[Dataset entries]
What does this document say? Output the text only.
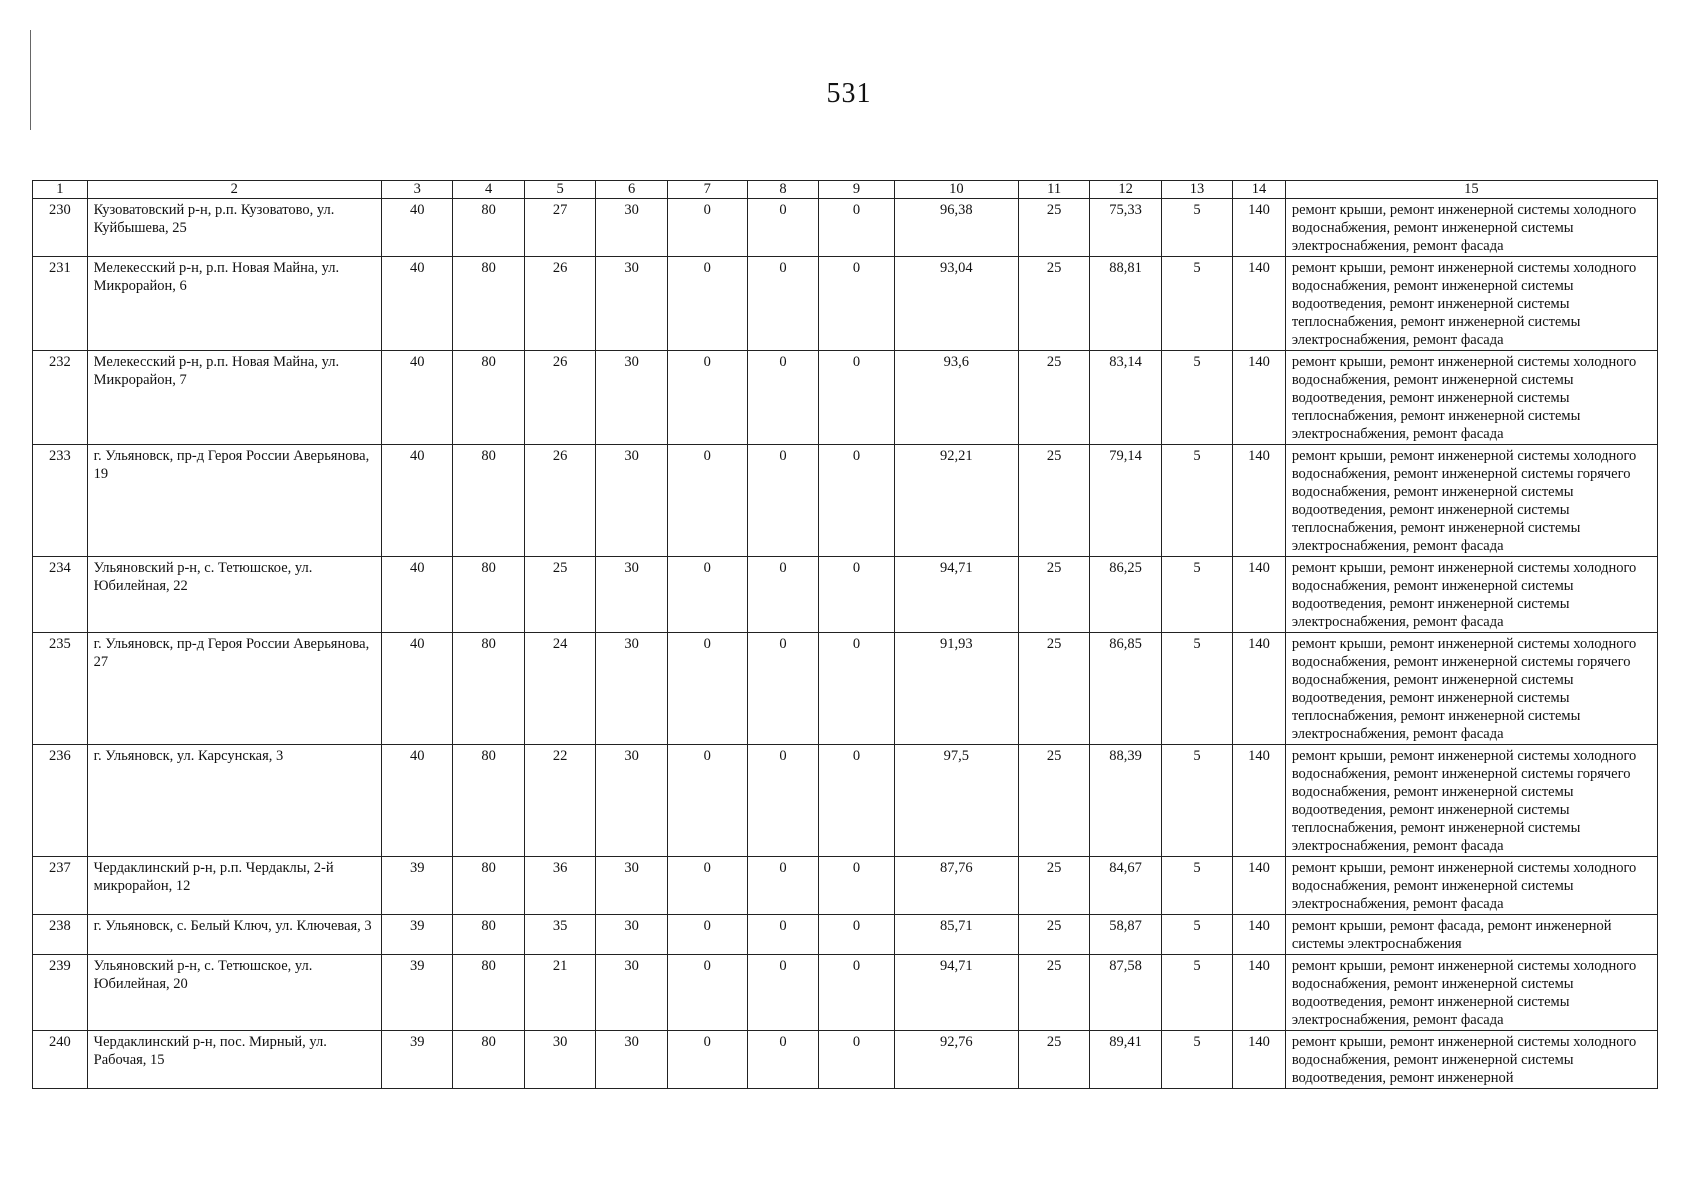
531
1	2	3	4	5	6	7	8	9	10	11	12	13	14	15
230	Кузоватовский р-н, р.п. Кузоватово, ул. Куйбышева, 25	40	80	27	30	0	0	0	96,38	25	75,33	5	140	ремонт крыши, ремонт инженерной системы холодного водоснабжения, ремонт инженерной системы электроснабжения, ремонт фасада
231	Мелекесский р-н, р.п. Новая Майна, ул. Микрорайон, 6	40	80	26	30	0	0	0	93,04	25	88,81	5	140	ремонт крыши, ремонт инженерной системы холодного водоснабжения, ремонт инженерной системы водоотведения, ремонт инженерной системы теплоснабжения, ремонт инженерной системы электроснабжения, ремонт фасада
232	Мелекесский р-н, р.п. Новая Майна, ул. Микрорайон, 7	40	80	26	30	0	0	0	93,6	25	83,14	5	140	ремонт крыши, ремонт инженерной системы холодного водоснабжения, ремонт инженерной системы водоотведения, ремонт инженерной системы теплоснабжения, ремонт инженерной системы электроснабжения, ремонт фасада
233	г. Ульяновск, пр-д Героя России Аверьянова, 19	40	80	26	30	0	0	0	92,21	25	79,14	5	140	ремонт крыши, ремонт инженерной системы холодного водоснабжения, ремонт инженерной системы горячего водоснабжения, ремонт инженерной системы водоотведения, ремонт инженерной системы теплоснабжения, ремонт инженерной системы электроснабжения, ремонт фасада
234	Ульяновский р-н, с. Тетюшское, ул. Юбилейная, 22	40	80	25	30	0	0	0	94,71	25	86,25	5	140	ремонт крыши, ремонт инженерной системы холодного водоснабжения, ремонт инженерной системы водоотведения, ремонт инженерной системы электроснабжения, ремонт фасада
235	г. Ульяновск, пр-д Героя России Аверьянова, 27	40	80	24	30	0	0	0	91,93	25	86,85	5	140	ремонт крыши, ремонт инженерной системы холодного водоснабжения, ремонт инженерной системы горячего водоснабжения, ремонт инженерной системы водоотведения, ремонт инженерной системы теплоснабжения, ремонт инженерной системы электроснабжения, ремонт фасада
236	г. Ульяновск, ул. Карсунская, 3	40	80	22	30	0	0	0	97,5	25	88,39	5	140	ремонт крыши, ремонт инженерной системы холодного водоснабжения, ремонт инженерной системы горячего водоснабжения, ремонт инженерной системы водоотведения, ремонт инженерной системы теплоснабжения, ремонт инженерной системы электроснабжения, ремонт фасада
237	Чердаклинский р-н, р.п. Чердаклы, 2-й микрорайон, 12	39	80	36	30	0	0	0	87,76	25	84,67	5	140	ремонт крыши, ремонт инженерной системы холодного водоснабжения, ремонт инженерной системы электроснабжения, ремонт фасада
238	г. Ульяновск, с. Белый Ключ, ул. Ключевая, 3	39	80	35	30	0	0	0	85,71	25	58,87	5	140	ремонт крыши, ремонт фасада, ремонт инженерной системы электроснабжения
239	Ульяновский р-н, с. Тетюшское, ул. Юбилейная, 20	39	80	21	30	0	0	0	94,71	25	87,58	5	140	ремонт крыши, ремонт инженерной системы холодного водоснабжения, ремонт инженерной системы водоотведения, ремонт инженерной системы электроснабжения, ремонт фасада
240	Чердаклинский р-н, пос. Мирный, ул. Рабочая, 15	39	80	30	30	0	0	0	92,76	25	89,41	5	140	ремонт крыши, ремонт инженерной системы холодного водоснабжения, ремонт инженерной системы водоотведения, ремонт инженерной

*Exercise*:
Search the records for the word "Чердаклинский", then list every line that has it.

*Task output*:
237	Чердаклинский р-н, р.п. Чердаклы, 2-й микрорайон, 12	39	80	36	30	0	0	0	87,76	25	84,67	5	140	ремонт крыши, ремонт инженерной системы холодного водоснабжения, ремонт инженерной системы электроснабжения, ремонт фасада
240	Чердаклинский р-н, пос. Мирный, ул. Рабочая, 15	39	80	30	30	0	0	0	92,76	25	89,41	5	140	ремонт крыши, ремонт инженерной системы холодного водоснабжения, ремонт инженерной системы водоотведения, ремонт инженерной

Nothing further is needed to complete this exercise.